— Goal —
Write out every line below that includes the word "runners".

*-*-*

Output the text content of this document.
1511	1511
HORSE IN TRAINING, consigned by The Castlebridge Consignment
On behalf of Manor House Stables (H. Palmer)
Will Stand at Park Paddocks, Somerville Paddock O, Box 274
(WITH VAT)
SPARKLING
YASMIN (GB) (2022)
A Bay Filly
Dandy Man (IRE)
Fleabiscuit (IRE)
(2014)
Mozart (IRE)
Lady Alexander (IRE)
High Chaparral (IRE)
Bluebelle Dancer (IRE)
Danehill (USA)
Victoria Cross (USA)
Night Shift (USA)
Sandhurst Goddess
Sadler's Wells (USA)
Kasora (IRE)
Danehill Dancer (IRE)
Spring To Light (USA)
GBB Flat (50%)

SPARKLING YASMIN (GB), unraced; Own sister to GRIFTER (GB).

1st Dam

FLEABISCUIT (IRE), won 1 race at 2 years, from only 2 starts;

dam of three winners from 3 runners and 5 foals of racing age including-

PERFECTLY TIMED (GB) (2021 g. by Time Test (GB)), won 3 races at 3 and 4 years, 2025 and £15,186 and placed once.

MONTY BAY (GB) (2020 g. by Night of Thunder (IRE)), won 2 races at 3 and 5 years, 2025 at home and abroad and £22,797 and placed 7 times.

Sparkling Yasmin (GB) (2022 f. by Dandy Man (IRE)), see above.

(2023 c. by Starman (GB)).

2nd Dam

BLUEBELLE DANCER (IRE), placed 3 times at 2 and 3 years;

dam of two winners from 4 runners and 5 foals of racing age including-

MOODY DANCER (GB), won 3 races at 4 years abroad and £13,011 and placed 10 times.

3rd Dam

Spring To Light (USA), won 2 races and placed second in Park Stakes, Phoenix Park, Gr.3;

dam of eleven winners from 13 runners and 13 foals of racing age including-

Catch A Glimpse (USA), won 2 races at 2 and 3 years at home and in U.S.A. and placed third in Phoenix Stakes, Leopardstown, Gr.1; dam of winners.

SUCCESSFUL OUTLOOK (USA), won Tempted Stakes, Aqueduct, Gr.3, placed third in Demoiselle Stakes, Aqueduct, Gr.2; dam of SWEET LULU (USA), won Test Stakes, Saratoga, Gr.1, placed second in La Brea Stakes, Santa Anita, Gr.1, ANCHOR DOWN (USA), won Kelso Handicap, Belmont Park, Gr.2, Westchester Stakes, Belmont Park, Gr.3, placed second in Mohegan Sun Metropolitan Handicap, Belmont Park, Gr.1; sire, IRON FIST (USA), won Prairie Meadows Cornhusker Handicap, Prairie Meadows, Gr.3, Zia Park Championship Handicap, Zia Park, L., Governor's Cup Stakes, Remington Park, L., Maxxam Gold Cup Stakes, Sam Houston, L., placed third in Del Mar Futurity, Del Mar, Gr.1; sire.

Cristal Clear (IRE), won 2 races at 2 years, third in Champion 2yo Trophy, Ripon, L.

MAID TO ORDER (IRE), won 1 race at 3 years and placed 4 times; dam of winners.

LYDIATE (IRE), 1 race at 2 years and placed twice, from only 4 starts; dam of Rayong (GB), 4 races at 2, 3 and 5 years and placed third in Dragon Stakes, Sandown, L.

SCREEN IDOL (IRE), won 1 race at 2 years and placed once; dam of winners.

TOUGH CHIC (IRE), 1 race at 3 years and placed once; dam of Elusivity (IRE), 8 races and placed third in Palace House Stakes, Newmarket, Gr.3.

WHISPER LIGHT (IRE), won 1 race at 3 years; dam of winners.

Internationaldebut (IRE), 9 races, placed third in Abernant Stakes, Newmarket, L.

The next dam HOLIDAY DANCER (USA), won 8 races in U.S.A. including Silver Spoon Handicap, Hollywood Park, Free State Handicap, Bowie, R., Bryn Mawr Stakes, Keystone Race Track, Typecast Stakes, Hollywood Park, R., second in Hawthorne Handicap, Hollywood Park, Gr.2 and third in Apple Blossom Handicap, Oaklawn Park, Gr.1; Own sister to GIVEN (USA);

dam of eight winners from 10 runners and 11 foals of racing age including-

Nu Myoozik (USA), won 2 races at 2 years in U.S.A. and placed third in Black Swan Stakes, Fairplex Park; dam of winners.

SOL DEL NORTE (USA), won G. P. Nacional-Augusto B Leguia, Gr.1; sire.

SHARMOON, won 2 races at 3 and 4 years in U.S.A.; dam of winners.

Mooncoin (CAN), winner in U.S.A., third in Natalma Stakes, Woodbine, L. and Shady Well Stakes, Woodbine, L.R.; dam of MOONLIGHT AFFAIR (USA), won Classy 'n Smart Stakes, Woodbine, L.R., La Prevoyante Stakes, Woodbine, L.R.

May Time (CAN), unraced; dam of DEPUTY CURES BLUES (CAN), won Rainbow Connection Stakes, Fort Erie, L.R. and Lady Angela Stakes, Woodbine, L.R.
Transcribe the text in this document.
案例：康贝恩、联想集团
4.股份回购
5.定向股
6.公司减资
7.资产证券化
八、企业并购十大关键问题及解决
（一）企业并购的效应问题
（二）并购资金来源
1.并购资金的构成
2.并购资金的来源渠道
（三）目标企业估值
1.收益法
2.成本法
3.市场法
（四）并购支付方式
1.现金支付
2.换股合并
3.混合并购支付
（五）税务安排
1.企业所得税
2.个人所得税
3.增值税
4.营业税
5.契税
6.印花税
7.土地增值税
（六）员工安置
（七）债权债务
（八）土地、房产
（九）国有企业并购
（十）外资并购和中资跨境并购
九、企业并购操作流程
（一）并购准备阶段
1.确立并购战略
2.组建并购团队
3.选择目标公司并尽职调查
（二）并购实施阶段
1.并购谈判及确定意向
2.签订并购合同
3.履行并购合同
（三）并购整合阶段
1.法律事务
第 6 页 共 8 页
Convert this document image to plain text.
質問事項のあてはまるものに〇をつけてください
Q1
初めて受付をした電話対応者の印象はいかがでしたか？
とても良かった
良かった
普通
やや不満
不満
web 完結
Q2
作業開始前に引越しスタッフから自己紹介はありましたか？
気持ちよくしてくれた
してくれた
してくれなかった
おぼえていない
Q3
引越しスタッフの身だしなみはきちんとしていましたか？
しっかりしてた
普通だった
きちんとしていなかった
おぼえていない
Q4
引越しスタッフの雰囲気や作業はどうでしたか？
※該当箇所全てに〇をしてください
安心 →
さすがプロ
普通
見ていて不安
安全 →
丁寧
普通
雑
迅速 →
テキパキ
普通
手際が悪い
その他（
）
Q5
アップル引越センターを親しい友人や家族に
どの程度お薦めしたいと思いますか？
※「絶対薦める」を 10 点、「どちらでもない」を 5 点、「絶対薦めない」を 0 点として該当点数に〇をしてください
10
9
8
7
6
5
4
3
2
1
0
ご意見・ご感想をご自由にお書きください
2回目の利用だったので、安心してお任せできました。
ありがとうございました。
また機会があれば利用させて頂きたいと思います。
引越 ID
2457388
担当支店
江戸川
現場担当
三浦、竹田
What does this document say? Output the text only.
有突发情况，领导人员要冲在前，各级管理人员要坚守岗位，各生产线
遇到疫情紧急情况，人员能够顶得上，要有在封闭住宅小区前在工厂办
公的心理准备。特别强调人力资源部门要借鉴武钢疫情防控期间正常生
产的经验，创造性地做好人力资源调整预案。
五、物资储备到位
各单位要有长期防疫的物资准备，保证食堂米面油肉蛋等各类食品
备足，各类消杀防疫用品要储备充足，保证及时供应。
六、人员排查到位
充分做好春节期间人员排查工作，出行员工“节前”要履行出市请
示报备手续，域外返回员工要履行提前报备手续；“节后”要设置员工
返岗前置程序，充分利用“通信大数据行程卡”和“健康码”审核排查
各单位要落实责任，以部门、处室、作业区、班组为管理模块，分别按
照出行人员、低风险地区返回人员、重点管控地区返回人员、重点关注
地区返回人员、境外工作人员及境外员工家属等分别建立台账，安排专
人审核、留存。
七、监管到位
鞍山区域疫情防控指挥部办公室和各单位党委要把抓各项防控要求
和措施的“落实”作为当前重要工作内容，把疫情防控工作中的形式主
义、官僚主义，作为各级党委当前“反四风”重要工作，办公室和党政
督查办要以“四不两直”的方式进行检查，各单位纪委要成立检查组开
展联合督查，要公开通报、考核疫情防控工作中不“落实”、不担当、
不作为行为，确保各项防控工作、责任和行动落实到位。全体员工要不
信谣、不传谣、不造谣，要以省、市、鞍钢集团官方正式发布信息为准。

*-*-*

— Answer to this exercise —
dam of three winners from 3 runners and 5 foals of racing age including-
dam of two winners from 4 runners and 5 foals of racing age including-
dam of eleven winners from 13 runners and 13 foals of racing age including-
dam of eight winners from 10 runners and 11 foals of racing age including-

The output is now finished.